- Compiti da svolgere -
[A] Rispondi a queste domande sul brano su Giordani:
(i) Chi ha fondato i Camillas?
(ii) In che anno è stato presentato il progetto Well(s) Experiment?
(iii) Quale regista viene citato a proposito degli incubi più sfrenati?
[B] Riporta il passo del brano su Giordani compreso tra "In una stagione" e "mondi di H.G.Wells.", estremi inclusi.
[C] Indica, per favore, se ciascuna affermazione concorda con il brano su Giordani, rispondendo sì o no e citando le parole del brano che lo dimostrano:
(i) Sergio Guerra era rocker e anglista.
(ii) Il progetto Well(s) Experiment fu presentato alla 40esima Mostra del Cinema di Pesaro.
(iii) Il progetto Well(s) Experiment era dedicato alla beffa radio di Orson Welles.

Potrebbe essere il manifesto poetico di Giordani, una delle anime belle e virtuose cancellate dal virus che a Pesaro si è particolarmente accanito, specie con la musica, guastafeste maledetto che ha staccato la spina alla colonna sonora cittadina e a un universo di affetti rimasto orfano di quei suoni: come Giordani in un soffio, sono scomparsi, Sergio Guerra, rocker e anglista, e Mirko Bertuccioli fondatore dei Camillas e titolare di un fondamentale negozio di vinili e altre forme di musica.

In una stagione di asteroidi, di natura liberata che prende il sopravvento sugli umani come neanche negli incubi più sfrenati di Terry Gilliam stiamo attraversando una storia che ha connotati da science fiction che ricorda quelle delle trame sonore di Giordani: su tutte quella presentata nel 2005, alla 41esima Mostra del Cinema di Pesaro, nella gestione Spagnoletti, col progetto Well(s) Experiment, dedicato alla beffa radio di Orson Welles e alla Guerra dei mondi di H.G.Wells.

- Dati da esaminare -
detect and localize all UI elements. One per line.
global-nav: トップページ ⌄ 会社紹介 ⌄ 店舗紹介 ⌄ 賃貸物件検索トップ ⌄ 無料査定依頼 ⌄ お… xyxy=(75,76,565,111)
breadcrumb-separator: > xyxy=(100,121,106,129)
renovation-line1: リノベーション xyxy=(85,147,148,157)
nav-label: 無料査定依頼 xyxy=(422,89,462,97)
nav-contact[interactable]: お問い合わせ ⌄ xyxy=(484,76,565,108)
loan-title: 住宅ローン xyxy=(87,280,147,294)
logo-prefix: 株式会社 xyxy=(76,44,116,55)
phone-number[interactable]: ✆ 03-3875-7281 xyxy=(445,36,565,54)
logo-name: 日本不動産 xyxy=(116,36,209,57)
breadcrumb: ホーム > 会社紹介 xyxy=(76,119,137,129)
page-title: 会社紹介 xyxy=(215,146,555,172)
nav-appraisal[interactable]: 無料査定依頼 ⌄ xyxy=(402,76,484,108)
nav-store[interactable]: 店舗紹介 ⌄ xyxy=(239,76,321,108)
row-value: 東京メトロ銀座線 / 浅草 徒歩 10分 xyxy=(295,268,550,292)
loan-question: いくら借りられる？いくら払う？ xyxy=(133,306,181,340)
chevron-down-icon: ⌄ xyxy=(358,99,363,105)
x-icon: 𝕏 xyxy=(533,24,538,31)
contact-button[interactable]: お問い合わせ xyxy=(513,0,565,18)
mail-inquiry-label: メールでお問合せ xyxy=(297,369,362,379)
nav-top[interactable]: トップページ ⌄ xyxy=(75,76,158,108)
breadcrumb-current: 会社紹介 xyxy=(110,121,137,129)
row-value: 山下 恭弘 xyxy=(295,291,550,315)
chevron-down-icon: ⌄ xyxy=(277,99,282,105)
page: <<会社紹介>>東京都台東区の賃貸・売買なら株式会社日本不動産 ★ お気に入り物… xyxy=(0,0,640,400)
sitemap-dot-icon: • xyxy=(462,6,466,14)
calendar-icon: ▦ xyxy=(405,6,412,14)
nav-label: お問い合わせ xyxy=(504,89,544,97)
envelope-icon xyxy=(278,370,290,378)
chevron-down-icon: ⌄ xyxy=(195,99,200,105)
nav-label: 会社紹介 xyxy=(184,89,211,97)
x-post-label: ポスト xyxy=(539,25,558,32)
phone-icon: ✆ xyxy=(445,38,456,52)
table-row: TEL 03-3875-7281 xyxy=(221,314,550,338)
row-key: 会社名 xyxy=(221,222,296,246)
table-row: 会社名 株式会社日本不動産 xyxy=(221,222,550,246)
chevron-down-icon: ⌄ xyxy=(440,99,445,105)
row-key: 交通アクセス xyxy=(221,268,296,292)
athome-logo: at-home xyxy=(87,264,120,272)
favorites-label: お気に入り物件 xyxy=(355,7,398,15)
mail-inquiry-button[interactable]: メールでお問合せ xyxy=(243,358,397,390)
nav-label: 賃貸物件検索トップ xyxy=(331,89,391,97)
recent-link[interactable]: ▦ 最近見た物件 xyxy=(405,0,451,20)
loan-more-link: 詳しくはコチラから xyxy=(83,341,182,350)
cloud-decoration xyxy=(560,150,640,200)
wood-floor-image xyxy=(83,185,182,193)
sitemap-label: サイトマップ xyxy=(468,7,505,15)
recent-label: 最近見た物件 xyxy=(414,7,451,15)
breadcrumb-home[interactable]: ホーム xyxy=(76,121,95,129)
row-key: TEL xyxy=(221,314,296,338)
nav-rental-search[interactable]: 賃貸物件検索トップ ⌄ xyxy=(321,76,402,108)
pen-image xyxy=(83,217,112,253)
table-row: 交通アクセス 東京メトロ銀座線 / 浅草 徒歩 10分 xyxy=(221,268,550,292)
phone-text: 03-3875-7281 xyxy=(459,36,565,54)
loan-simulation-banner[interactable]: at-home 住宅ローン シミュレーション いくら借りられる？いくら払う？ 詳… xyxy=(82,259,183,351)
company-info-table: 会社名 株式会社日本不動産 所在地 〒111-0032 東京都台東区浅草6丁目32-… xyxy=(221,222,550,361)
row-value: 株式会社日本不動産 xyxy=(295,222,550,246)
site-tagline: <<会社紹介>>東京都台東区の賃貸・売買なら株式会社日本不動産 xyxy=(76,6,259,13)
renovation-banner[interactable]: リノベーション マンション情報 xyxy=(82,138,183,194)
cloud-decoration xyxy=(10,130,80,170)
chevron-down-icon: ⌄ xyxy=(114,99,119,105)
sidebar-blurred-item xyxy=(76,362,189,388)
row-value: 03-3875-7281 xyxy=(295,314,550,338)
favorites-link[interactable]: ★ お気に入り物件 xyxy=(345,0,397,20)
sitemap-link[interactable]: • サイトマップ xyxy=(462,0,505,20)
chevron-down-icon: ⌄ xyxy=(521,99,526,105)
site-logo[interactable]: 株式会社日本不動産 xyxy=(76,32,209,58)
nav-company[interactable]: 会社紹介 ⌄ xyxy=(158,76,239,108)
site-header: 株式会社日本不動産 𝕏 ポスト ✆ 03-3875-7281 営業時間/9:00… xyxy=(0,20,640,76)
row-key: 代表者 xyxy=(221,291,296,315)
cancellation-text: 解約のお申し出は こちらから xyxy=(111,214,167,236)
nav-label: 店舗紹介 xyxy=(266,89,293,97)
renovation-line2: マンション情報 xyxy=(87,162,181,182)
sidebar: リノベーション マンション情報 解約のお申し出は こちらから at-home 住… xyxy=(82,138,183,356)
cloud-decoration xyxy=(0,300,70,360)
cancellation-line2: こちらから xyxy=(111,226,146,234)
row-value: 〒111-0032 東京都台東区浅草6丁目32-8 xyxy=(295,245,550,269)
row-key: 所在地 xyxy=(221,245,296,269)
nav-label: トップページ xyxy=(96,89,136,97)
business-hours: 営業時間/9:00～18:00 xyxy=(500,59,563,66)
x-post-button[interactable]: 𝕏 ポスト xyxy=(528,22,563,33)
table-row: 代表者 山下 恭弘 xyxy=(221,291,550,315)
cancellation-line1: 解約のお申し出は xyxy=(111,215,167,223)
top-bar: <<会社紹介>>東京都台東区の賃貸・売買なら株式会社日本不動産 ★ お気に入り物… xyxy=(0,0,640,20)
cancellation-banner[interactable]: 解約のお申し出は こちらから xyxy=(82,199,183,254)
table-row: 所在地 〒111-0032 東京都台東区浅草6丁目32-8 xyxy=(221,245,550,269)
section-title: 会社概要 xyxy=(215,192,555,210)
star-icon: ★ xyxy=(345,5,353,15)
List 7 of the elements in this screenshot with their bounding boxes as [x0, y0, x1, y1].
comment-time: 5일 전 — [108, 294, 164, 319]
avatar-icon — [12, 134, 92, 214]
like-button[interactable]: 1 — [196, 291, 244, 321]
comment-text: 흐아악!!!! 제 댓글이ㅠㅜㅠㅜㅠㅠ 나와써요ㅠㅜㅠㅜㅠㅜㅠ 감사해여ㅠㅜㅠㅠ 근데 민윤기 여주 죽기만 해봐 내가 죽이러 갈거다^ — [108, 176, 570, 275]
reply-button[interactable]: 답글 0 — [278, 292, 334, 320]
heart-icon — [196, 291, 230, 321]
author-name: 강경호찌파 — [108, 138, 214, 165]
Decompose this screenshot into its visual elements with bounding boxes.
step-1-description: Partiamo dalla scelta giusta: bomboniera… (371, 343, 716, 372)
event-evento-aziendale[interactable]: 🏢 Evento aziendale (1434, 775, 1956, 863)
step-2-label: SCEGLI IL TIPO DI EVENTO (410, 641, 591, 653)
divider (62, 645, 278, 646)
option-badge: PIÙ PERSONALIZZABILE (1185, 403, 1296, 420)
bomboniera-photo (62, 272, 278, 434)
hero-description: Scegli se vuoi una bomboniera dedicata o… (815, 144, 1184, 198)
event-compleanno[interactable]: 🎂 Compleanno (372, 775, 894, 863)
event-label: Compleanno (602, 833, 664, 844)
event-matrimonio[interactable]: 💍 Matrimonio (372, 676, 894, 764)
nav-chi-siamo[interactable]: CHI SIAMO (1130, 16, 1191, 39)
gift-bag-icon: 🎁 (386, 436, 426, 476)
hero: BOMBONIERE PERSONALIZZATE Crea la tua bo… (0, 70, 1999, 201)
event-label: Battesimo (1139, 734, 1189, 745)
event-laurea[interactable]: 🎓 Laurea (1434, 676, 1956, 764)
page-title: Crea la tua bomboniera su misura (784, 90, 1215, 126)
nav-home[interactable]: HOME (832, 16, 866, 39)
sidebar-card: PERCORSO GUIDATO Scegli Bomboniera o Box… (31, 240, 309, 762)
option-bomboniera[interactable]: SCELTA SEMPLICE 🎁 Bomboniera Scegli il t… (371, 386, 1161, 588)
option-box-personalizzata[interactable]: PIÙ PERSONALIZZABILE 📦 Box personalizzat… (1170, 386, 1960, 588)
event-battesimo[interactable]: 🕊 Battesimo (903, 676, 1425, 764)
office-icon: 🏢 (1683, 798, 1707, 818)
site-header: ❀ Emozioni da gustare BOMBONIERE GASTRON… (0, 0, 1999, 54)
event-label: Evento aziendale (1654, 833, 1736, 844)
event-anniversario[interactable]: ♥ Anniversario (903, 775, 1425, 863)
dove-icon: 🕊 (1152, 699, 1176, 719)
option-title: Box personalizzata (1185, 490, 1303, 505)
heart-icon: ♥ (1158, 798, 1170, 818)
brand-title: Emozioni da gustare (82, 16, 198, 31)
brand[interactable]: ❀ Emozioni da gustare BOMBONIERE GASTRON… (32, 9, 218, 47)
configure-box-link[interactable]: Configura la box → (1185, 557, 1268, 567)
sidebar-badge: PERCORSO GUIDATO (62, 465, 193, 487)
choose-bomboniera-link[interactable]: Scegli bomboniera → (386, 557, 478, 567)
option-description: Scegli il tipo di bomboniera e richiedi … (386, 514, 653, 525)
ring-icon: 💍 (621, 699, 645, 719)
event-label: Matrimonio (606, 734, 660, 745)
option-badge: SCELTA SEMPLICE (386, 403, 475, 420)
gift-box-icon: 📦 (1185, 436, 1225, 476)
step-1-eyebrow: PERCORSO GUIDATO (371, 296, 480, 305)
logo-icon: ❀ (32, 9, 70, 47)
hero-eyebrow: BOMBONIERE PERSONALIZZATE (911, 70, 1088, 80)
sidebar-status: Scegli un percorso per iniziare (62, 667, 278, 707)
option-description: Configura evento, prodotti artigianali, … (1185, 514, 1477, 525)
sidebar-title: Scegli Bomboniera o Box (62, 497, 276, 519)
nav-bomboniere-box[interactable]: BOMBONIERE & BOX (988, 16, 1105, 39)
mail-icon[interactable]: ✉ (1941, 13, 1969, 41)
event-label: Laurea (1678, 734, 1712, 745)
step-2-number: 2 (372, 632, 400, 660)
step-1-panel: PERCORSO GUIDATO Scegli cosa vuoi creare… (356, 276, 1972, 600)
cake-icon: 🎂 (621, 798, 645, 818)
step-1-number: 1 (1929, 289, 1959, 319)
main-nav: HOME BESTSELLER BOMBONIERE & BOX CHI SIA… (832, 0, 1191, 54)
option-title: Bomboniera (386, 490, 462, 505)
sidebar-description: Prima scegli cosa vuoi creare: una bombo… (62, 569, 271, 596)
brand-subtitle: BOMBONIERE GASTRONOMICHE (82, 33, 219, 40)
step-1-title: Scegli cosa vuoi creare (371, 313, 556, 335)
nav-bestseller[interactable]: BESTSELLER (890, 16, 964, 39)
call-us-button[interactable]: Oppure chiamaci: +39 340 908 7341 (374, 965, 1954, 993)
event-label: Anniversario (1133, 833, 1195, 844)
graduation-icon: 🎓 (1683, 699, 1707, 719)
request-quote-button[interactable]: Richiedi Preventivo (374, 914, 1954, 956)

- Elenco risposte -
[A]
(i) Mirko Bertuccioli.
(ii) Nel 2005.
(iii) Terry Gilliam.

[B]
In una stagione di asteroidi, di natura liberata che prende il sopravvento sugli umani come neanche negli incubi più sfrenati di Terry Gilliam stiamo attraversando una storia che ha connotati da science fiction che ricorda quelle delle trame sonore di Giordani: su tutte quella presentata nel 2005, alla 41esima Mostra del Cinema di Pesaro, nella gestione Spagnoletti, col progetto Well(s) Experiment, dedicato alla beffa radio di Orson Welles e alla Guerra dei mondi di H.G.Wells.

[C]
(i) Sì: "Sergio Guerra, rocker e anglista".
(ii) No: "alla 41esima Mostra del Cinema di Pesaro".
(iii) Sì: "dedicato alla beffa radio di Orson Welles".